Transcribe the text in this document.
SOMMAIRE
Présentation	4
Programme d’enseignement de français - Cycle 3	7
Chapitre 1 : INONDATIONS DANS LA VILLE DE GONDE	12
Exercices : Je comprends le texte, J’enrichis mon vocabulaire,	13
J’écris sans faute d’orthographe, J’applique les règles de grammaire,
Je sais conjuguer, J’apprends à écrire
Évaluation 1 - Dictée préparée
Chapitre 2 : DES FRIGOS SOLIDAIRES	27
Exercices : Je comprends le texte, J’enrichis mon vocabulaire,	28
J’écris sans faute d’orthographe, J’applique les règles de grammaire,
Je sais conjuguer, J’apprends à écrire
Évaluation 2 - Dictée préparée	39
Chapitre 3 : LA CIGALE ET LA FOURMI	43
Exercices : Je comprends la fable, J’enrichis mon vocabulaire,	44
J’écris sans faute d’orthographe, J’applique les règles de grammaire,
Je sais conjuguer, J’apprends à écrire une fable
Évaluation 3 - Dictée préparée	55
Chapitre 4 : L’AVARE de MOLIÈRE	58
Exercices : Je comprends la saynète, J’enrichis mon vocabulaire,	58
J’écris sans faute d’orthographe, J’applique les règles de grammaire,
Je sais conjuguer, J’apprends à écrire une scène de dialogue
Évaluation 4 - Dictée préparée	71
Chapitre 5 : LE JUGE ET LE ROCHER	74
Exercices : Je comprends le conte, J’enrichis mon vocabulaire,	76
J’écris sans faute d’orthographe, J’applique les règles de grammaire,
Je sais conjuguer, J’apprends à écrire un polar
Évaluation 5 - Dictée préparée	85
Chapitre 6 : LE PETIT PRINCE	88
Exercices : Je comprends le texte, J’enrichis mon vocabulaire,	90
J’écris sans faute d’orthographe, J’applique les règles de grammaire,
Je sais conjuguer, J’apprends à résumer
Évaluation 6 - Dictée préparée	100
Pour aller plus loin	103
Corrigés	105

WORK TO DO:
Output the entries verbatim.

REPLY TO THE TASK:
Transcribe the text in this document.
SOMMAIRE
Présentation	4
Programme d’enseignement de français - Cycle 3	7
Chapitre 1 : INONDATIONS DANS LA VILLE DE GONDE	12
Exercices : Je comprends le texte, J’enrichis mon vocabulaire,	13
J’écris sans faute d’orthographe, J’applique les règles de grammaire,
Je sais conjuguer, J’apprends à écrire
Évaluation 1 - Dictée préparée
Chapitre 2 : DES FRIGOS SOLIDAIRES	27
Exercices : Je comprends le texte, J’enrichis mon vocabulaire,	28
J’écris sans faute d’orthographe, J’applique les règles de grammaire,
Je sais conjuguer, J’apprends à écrire
Évaluation 2 - Dictée préparée	39
Chapitre 3 : LA CIGALE ET LA FOURMI	43
Exercices : Je comprends la fable, J’enrichis mon vocabulaire,	44
J’écris sans faute d’orthographe, J’applique les règles de grammaire,
Je sais conjuguer, J’apprends à écrire une fable
Évaluation 3 - Dictée préparée	55
Chapitre 4 : L’AVARE de MOLIÈRE	58
Exercices : Je comprends la saynète, J’enrichis mon vocabulaire,	58
J’écris sans faute d’orthographe, J’applique les règles de grammaire,
Je sais conjuguer, J’apprends à écrire une scène de dialogue
Évaluation 4 - Dictée préparée	71
Chapitre 5 : LE JUGE ET LE ROCHER	74
Exercices : Je comprends le conte, J’enrichis mon vocabulaire,	76
J’écris sans faute d’orthographe, J’applique les règles de grammaire,
Je sais conjuguer, J’apprends à écrire un polar
Évaluation 5 - Dictée préparée	85
Chapitre 6 : LE PETIT PRINCE	88
Exercices : Je comprends le texte, J’enrichis mon vocabulaire,	90
J’écris sans faute d’orthographe, J’applique les règles de grammaire,
Je sais conjuguer, J’apprends à résumer
Évaluation 6 - Dictée préparée	100
Pour aller plus loin	103
Corrigés	105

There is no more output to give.